▶ [Records supplied]
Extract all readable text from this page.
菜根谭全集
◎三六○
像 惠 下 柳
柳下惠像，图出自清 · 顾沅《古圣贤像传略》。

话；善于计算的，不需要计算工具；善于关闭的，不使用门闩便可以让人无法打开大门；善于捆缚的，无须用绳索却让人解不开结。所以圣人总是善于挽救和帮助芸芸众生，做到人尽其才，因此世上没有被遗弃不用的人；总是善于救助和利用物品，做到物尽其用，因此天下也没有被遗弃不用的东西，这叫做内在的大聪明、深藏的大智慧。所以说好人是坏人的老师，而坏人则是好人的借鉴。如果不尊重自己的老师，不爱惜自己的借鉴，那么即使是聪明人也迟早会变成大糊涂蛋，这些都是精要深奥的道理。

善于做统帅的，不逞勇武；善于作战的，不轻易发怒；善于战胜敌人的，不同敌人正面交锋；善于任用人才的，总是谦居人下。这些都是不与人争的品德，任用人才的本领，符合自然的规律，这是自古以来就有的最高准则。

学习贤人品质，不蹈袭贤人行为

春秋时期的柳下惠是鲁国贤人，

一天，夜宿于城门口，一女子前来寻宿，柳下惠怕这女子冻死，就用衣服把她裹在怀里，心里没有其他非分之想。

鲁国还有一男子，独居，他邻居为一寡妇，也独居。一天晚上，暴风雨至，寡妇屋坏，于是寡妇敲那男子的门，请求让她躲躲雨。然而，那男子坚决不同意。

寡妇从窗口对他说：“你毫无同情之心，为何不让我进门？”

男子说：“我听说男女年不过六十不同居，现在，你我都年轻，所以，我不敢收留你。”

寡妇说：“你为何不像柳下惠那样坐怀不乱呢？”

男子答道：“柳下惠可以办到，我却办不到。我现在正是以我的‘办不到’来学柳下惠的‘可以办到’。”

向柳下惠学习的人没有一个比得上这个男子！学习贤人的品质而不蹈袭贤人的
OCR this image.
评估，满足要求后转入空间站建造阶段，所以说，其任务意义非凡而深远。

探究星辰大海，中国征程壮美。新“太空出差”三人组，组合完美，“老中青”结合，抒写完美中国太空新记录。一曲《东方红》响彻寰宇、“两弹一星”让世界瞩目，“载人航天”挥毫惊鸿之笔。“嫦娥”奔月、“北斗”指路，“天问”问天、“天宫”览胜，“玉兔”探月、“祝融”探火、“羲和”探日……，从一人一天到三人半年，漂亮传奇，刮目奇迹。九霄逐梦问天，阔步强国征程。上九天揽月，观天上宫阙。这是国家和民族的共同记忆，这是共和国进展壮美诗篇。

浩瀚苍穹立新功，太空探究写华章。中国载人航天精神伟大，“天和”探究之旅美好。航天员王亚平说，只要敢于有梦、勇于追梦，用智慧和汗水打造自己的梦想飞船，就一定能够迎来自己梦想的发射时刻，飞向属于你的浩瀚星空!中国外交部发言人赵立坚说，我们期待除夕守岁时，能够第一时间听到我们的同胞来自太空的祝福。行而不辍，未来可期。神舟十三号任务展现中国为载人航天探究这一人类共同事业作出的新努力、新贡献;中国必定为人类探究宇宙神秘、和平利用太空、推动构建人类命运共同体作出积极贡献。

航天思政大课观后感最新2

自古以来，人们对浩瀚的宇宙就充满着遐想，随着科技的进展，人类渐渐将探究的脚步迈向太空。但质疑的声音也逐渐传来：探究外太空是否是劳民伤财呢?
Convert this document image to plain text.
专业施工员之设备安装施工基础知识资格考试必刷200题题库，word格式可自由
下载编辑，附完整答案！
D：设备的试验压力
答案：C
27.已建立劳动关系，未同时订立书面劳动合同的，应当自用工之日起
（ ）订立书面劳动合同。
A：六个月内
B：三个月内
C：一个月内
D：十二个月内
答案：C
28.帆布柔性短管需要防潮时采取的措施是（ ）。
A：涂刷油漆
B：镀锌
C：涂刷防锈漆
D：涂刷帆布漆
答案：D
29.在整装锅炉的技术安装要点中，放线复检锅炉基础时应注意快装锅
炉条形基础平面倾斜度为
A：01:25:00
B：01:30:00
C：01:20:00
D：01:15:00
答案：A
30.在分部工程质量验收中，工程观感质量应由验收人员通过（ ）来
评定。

▶ [Description of the task] Please return the data above exactly as given.

▶ [Exercise solution]
Extract all readable text from this page.
菜根谭全集
◎三六○
像 惠 下 柳
柳下惠像，图出自清 · 顾沅《古圣贤像传略》。

话；善于计算的，不需要计算工具；善于关闭的，不使用门闩便可以让人无法打开大门；善于捆缚的，无须用绳索却让人解不开结。所以圣人总是善于挽救和帮助芸芸众生，做到人尽其才，因此世上没有被遗弃不用的人；总是善于救助和利用物品，做到物尽其用，因此天下也没有被遗弃不用的东西，这叫做内在的大聪明、深藏的大智慧。所以说好人是坏人的老师，而坏人则是好人的借鉴。如果不尊重自己的老师，不爱惜自己的借鉴，那么即使是聪明人也迟早会变成大糊涂蛋，这些都是精要深奥的道理。

善于做统帅的，不逞勇武；善于作战的，不轻易发怒；善于战胜敌人的，不同敌人正面交锋；善于任用人才的，总是谦居人下。这些都是不与人争的品德，任用人才的本领，符合自然的规律，这是自古以来就有的最高准则。

学习贤人品质，不蹈袭贤人行为

春秋时期的柳下惠是鲁国贤人，

一天，夜宿于城门口，一女子前来寻宿，柳下惠怕这女子冻死，就用衣服把她裹在怀里，心里没有其他非分之想。

鲁国还有一男子，独居，他邻居为一寡妇，也独居。一天晚上，暴风雨至，寡妇屋坏，于是寡妇敲那男子的门，请求让她躲躲雨。然而，那男子坚决不同意。

寡妇从窗口对他说：“你毫无同情之心，为何不让我进门？”

男子说：“我听说男女年不过六十不同居，现在，你我都年轻，所以，我不敢收留你。”

寡妇说：“你为何不像柳下惠那样坐怀不乱呢？”

男子答道：“柳下惠可以办到，我却办不到。我现在正是以我的‘办不到’来学柳下惠的‘可以办到’。”

向柳下惠学习的人没有一个比得上这个男子！学习贤人的品质而不蹈袭贤人的
OCR this image.
评估，满足要求后转入空间站建造阶段，所以说，其任务意义非凡而深远。

探究星辰大海，中国征程壮美。新“太空出差”三人组，组合完美，“老中青”结合，抒写完美中国太空新记录。一曲《东方红》响彻寰宇、“两弹一星”让世界瞩目，“载人航天”挥毫惊鸿之笔。“嫦娥”奔月、“北斗”指路，“天问”问天、“天宫”览胜，“玉兔”探月、“祝融”探火、“羲和”探日……，从一人一天到三人半年，漂亮传奇，刮目奇迹。九霄逐梦问天，阔步强国征程。上九天揽月，观天上宫阙。这是国家和民族的共同记忆，这是共和国进展壮美诗篇。

浩瀚苍穹立新功，太空探究写华章。中国载人航天精神伟大，“天和”探究之旅美好。航天员王亚平说，只要敢于有梦、勇于追梦，用智慧和汗水打造自己的梦想飞船，就一定能够迎来自己梦想的发射时刻，飞向属于你的浩瀚星空!中国外交部发言人赵立坚说，我们期待除夕守岁时，能够第一时间听到我们的同胞来自太空的祝福。行而不辍，未来可期。神舟十三号任务展现中国为载人航天探究这一人类共同事业作出的新努力、新贡献;中国必定为人类探究宇宙神秘、和平利用太空、推动构建人类命运共同体作出积极贡献。

航天思政大课观后感最新2

自古以来，人们对浩瀚的宇宙就充满着遐想，随着科技的进展，人类渐渐将探究的脚步迈向太空。但质疑的声音也逐渐传来：探究外太空是否是劳民伤财呢?
Convert this document image to plain text.
专业施工员之设备安装施工基础知识资格考试必刷200题题库，word格式可自由
下载编辑，附完整答案！
D：设备的试验压力
答案：C
27.已建立劳动关系，未同时订立书面劳动合同的，应当自用工之日起
（ ）订立书面劳动合同。
A：六个月内
B：三个月内
C：一个月内
D：十二个月内
答案：C
28.帆布柔性短管需要防潮时采取的措施是（ ）。
A：涂刷油漆
B：镀锌
C：涂刷防锈漆
D：涂刷帆布漆
答案：D
29.在整装锅炉的技术安装要点中，放线复检锅炉基础时应注意快装锅
炉条形基础平面倾斜度为
A：01:25:00
B：01:30:00
C：01:20:00
D：01:15:00
答案：A
30.在分部工程质量验收中，工程观感质量应由验收人员通过（ ）来
评定。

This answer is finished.